Exactly as written, print out each entry in the data, with no pictures.
INFORMATION PROVIDED section start
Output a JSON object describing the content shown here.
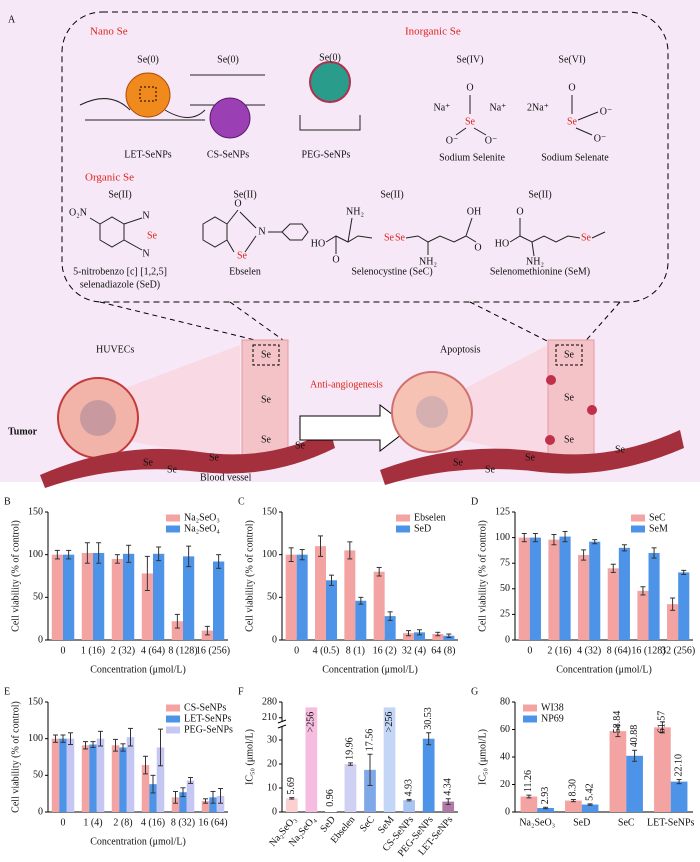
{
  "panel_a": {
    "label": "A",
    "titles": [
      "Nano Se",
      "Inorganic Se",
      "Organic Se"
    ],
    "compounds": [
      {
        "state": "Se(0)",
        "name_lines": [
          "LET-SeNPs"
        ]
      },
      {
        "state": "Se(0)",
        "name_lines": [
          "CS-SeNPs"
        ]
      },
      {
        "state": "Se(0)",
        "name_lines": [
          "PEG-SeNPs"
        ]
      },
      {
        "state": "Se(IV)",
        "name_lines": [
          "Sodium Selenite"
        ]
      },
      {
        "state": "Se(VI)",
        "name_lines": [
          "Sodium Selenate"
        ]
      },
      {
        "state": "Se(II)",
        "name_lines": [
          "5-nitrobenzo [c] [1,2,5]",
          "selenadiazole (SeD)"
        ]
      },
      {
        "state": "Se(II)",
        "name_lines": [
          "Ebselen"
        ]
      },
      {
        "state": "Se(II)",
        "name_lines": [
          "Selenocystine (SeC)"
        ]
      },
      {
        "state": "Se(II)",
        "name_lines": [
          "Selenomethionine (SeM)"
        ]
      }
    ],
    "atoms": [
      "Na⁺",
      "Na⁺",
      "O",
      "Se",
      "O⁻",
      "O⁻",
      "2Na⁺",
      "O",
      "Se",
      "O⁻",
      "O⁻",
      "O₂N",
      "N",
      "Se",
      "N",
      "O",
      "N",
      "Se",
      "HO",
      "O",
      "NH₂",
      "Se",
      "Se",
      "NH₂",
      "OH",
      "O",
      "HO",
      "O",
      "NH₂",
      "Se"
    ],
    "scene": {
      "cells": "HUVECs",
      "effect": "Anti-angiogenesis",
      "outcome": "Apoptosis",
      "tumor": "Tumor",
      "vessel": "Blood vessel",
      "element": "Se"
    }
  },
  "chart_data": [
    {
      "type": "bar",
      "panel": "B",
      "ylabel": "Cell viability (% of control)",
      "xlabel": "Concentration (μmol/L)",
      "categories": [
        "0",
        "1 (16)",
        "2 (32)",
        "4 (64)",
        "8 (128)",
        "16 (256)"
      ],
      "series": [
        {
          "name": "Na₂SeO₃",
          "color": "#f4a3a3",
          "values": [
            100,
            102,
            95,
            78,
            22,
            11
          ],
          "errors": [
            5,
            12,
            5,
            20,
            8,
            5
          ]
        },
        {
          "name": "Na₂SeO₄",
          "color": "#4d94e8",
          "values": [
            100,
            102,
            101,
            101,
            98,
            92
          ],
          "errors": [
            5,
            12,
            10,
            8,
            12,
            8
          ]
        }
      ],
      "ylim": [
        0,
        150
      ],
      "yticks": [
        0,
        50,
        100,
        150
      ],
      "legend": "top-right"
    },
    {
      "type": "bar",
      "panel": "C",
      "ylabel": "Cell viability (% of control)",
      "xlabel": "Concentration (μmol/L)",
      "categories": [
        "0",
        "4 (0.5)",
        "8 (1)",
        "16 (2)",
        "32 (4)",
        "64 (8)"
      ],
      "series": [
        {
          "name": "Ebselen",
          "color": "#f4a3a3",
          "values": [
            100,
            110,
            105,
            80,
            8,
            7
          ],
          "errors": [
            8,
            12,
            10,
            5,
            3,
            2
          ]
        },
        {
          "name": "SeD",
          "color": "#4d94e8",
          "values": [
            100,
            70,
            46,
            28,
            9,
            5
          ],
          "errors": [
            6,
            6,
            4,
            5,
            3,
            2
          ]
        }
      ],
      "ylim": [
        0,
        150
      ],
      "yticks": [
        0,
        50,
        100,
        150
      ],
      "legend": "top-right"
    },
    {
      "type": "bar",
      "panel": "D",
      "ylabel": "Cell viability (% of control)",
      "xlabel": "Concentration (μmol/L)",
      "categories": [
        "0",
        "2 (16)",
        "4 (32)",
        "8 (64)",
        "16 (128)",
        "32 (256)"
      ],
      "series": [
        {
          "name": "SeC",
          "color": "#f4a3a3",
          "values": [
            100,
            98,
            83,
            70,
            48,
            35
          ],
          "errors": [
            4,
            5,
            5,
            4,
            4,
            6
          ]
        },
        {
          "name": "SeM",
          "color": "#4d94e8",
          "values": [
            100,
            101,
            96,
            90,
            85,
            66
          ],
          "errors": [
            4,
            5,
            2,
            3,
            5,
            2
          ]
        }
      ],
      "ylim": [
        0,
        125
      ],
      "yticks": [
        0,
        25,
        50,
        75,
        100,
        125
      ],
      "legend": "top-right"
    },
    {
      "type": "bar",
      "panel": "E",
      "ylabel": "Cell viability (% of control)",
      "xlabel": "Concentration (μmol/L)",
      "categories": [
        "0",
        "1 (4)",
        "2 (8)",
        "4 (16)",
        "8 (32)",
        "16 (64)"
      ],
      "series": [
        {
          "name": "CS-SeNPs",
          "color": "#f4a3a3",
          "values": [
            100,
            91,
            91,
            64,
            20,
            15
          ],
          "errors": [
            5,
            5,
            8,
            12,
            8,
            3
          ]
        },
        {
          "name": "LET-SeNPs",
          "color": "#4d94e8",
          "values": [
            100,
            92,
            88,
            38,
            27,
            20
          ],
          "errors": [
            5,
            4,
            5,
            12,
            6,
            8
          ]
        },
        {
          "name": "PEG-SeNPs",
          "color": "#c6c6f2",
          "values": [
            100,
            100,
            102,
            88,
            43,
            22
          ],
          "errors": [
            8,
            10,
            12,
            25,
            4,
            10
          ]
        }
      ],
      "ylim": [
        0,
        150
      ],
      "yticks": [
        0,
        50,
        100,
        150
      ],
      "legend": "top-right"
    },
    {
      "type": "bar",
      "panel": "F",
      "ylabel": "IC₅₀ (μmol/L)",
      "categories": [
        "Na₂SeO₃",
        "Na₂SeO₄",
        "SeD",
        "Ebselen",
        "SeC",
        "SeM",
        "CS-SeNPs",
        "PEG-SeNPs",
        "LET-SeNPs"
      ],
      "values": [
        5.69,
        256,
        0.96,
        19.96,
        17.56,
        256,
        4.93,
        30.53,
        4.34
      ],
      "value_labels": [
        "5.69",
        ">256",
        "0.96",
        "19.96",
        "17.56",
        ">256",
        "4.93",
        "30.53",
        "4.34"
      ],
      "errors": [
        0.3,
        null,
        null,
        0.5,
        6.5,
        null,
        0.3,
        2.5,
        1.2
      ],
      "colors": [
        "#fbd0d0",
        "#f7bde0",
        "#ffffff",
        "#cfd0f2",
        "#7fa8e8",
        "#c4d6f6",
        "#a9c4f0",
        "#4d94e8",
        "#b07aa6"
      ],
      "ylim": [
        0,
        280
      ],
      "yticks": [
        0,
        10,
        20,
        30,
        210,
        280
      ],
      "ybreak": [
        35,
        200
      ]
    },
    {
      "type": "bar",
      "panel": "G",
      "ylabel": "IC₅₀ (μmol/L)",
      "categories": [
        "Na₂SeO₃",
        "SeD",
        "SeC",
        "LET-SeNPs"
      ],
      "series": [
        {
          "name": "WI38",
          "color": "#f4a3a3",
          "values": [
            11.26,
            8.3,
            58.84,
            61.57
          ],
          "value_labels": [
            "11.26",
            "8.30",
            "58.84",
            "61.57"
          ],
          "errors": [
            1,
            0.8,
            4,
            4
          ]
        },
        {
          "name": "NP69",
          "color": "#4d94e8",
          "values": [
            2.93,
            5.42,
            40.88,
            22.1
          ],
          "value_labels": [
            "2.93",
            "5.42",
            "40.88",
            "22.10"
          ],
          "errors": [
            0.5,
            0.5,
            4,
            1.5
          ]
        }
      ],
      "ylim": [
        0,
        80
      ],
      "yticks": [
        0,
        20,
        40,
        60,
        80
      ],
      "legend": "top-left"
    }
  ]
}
INFORMATION PROVIDED section end
> WRITTEN ANSWER:
Output a JSON object describing the content shown here.
{
  "panel_a": {
    "label": "A",
    "titles": [
      "Nano Se",
      "Inorganic Se",
      "Organic Se"
    ],
    "compounds": [
      {
        "state": "Se(0)",
        "name_lines": [
          "LET-SeNPs"
        ]
      },
      {
        "state": "Se(0)",
        "name_lines": [
          "CS-SeNPs"
        ]
      },
      {
        "state": "Se(0)",
        "name_lines": [
          "PEG-SeNPs"
        ]
      },
      {
        "state": "Se(IV)",
        "name_lines": [
          "Sodium Selenite"
        ]
      },
      {
        "state": "Se(VI)",
        "name_lines": [
          "Sodium Selenate"
        ]
      },
      {
        "state": "Se(II)",
        "name_lines": [
          "5-nitrobenzo [c] [1,2,5]",
          "selenadiazole (SeD)"
        ]
      },
      {
        "state": "Se(II)",
        "name_lines": [
          "Ebselen"
        ]
      },
      {
        "state": "Se(II)",
        "name_lines": [
          "Selenocystine (SeC)"
        ]
      },
      {
        "state": "Se(II)",
        "name_lines": [
          "Selenomethionine (SeM)"
        ]
      }
    ],
    "atoms": [
      "Na⁺",
      "Na⁺",
      "O",
      "Se",
      "O⁻",
      "O⁻",
      "2Na⁺",
      "O",
      "Se",
      "O⁻",
      "O⁻",
      "O₂N",
      "N",
      "Se",
      "N",
      "O",
      "N",
      "Se",
      "HO",
      "O",
      "NH₂",
      "Se",
      "Se",
      "NH₂",
      "OH",
      "O",
      "HO",
      "O",
      "NH₂",
      "Se"
    ],
    "scene": {
      "cells": "HUVECs",
      "effect": "Anti-angiogenesis",
      "outcome": "Apoptosis",
      "tumor": "Tumor",
      "vessel": "Blood vessel",
      "element": "Se"
    }
  },
  "chart_data": [
    {
      "type": "bar",
      "panel": "B",
      "ylabel": "Cell viability (% of control)",
      "xlabel": "Concentration (μmol/L)",
      "categories": [
        "0",
        "1 (16)",
        "2 (32)",
        "4 (64)",
        "8 (128)",
        "16 (256)"
      ],
      "series": [
        {
          "name": "Na₂SeO₃",
          "color": "#f4a3a3",
          "values": [
            100,
            102,
            95,
            78,
            22,
            11
          ],
          "errors": [
            5,
            12,
            5,
            20,
            8,
            5
          ]
        },
        {
          "name": "Na₂SeO₄",
          "color": "#4d94e8",
          "values": [
            100,
            102,
            101,
            101,
            98,
            92
          ],
          "errors": [
            5,
            12,
            10,
            8,
            12,
            8
          ]
        }
      ],
      "ylim": [
        0,
        150
      ],
      "yticks": [
        0,
        50,
        100,
        150
      ],
      "legend": "top-right"
    },
    {
      "type": "bar",
      "panel": "C",
      "ylabel": "Cell viability (% of control)",
      "xlabel": "Concentration (μmol/L)",
      "categories": [
        "0",
        "4 (0.5)",
        "8 (1)",
        "16 (2)",
        "32 (4)",
        "64 (8)"
      ],
      "series": [
        {
          "name": "Ebselen",
          "color": "#f4a3a3",
          "values": [
            100,
            110,
            105,
            80,
            8,
            7
          ],
          "errors": [
            8,
            12,
            10,
            5,
            3,
            2
          ]
        },
        {
          "name": "SeD",
          "color": "#4d94e8",
          "values": [
            100,
            70,
            46,
            28,
            9,
            5
          ],
          "errors": [
            6,
            6,
            4,
            5,
            3,
            2
          ]
        }
      ],
      "ylim": [
        0,
        150
      ],
      "yticks": [
        0,
        50,
        100,
        150
      ],
      "legend": "top-right"
    },
    {
      "type": "bar",
      "panel": "D",
      "ylabel": "Cell viability (% of control)",
      "xlabel": "Concentration (μmol/L)",
      "categories": [
        "0",
        "2 (16)",
        "4 (32)",
        "8 (64)",
        "16 (128)",
        "32 (256)"
      ],
      "series": [
        {
          "name": "SeC",
          "color": "#f4a3a3",
          "values": [
            100,
            98,
            83,
            70,
            48,
            35
          ],
          "errors": [
            4,
            5,
            5,
            4,
            4,
            6
          ]
        },
        {
          "name": "SeM",
          "color": "#4d94e8",
          "values": [
            100,
            101,
            96,
            90,
            85,
            66
          ],
          "errors": [
            4,
            5,
            2,
            3,
            5,
            2
          ]
        }
      ],
      "ylim": [
        0,
        125
      ],
      "yticks": [
        0,
        25,
        50,
        75,
        100,
        125
      ],
      "legend": "top-right"
    },
    {
      "type": "bar",
      "panel": "E",
      "ylabel": "Cell viability (% of control)",
      "xlabel": "Concentration (μmol/L)",
      "categories": [
        "0",
        "1 (4)",
        "2 (8)",
        "4 (16)",
        "8 (32)",
        "16 (64)"
      ],
      "series": [
        {
          "name": "CS-SeNPs",
          "color": "#f4a3a3",
          "values": [
            100,
            91,
            91,
            64,
            20,
            15
          ],
          "errors": [
            5,
            5,
            8,
            12,
            8,
            3
          ]
        },
        {
          "name": "LET-SeNPs",
          "color": "#4d94e8",
          "values": [
            100,
            92,
            88,
            38,
            27,
            20
          ],
          "errors": [
            5,
            4,
            5,
            12,
            6,
            8
          ]
        },
        {
          "name": "PEG-SeNPs",
          "color": "#c6c6f2",
          "values": [
            100,
            100,
            102,
            88,
            43,
            22
          ],
          "errors": [
            8,
            10,
            12,
            25,
            4,
            10
          ]
        }
      ],
      "ylim": [
        0,
        150
      ],
      "yticks": [
        0,
        50,
        100,
        150
      ],
      "legend": "top-right"
    },
    {
      "type": "bar",
      "panel": "F",
      "ylabel": "IC₅₀ (μmol/L)",
      "categories": [
        "Na₂SeO₃",
        "Na₂SeO₄",
        "SeD",
        "Ebselen",
        "SeC",
        "SeM",
        "CS-SeNPs",
        "PEG-SeNPs",
        "LET-SeNPs"
      ],
      "values": [
        5.69,
        256,
        0.96,
        19.96,
        17.56,
        256,
        4.93,
        30.53,
        4.34
      ],
      "value_labels": [
        "5.69",
        ">256",
        "0.96",
        "19.96",
        "17.56",
        ">256",
        "4.93",
        "30.53",
        "4.34"
      ],
      "errors": [
        0.3,
        null,
        null,
        0.5,
        6.5,
        null,
        0.3,
        2.5,
        1.2
      ],
      "colors": [
        "#fbd0d0",
        "#f7bde0",
        "#ffffff",
        "#cfd0f2",
        "#7fa8e8",
        "#c4d6f6",
        "#a9c4f0",
        "#4d94e8",
        "#b07aa6"
      ],
      "ylim": [
        0,
        280
      ],
      "yticks": [
        0,
        10,
        20,
        30,
        210,
        280
      ],
      "ybreak": [
        35,
        200
      ]
    },
    {
      "type": "bar",
      "panel": "G",
      "ylabel": "IC₅₀ (μmol/L)",
      "categories": [
        "Na₂SeO₃",
        "SeD",
        "SeC",
        "LET-SeNPs"
      ],
      "series": [
        {
          "name": "WI38",
          "color": "#f4a3a3",
          "values": [
            11.26,
            8.3,
            58.84,
            61.57
          ],
          "value_labels": [
            "11.26",
            "8.30",
            "58.84",
            "61.57"
          ],
          "errors": [
            1,
            0.8,
            4,
            4
          ]
        },
        {
          "name": "NP69",
          "color": "#4d94e8",
          "values": [
            2.93,
            5.42,
            40.88,
            22.1
          ],
          "value_labels": [
            "2.93",
            "5.42",
            "40.88",
            "22.10"
          ],
          "errors": [
            0.5,
            0.5,
            4,
            1.5
          ]
        }
      ],
      "ylim": [
        0,
        80
      ],
      "yticks": [
        0,
        20,
        40,
        60,
        80
      ],
      "legend": "top-left"
    }
  ]
}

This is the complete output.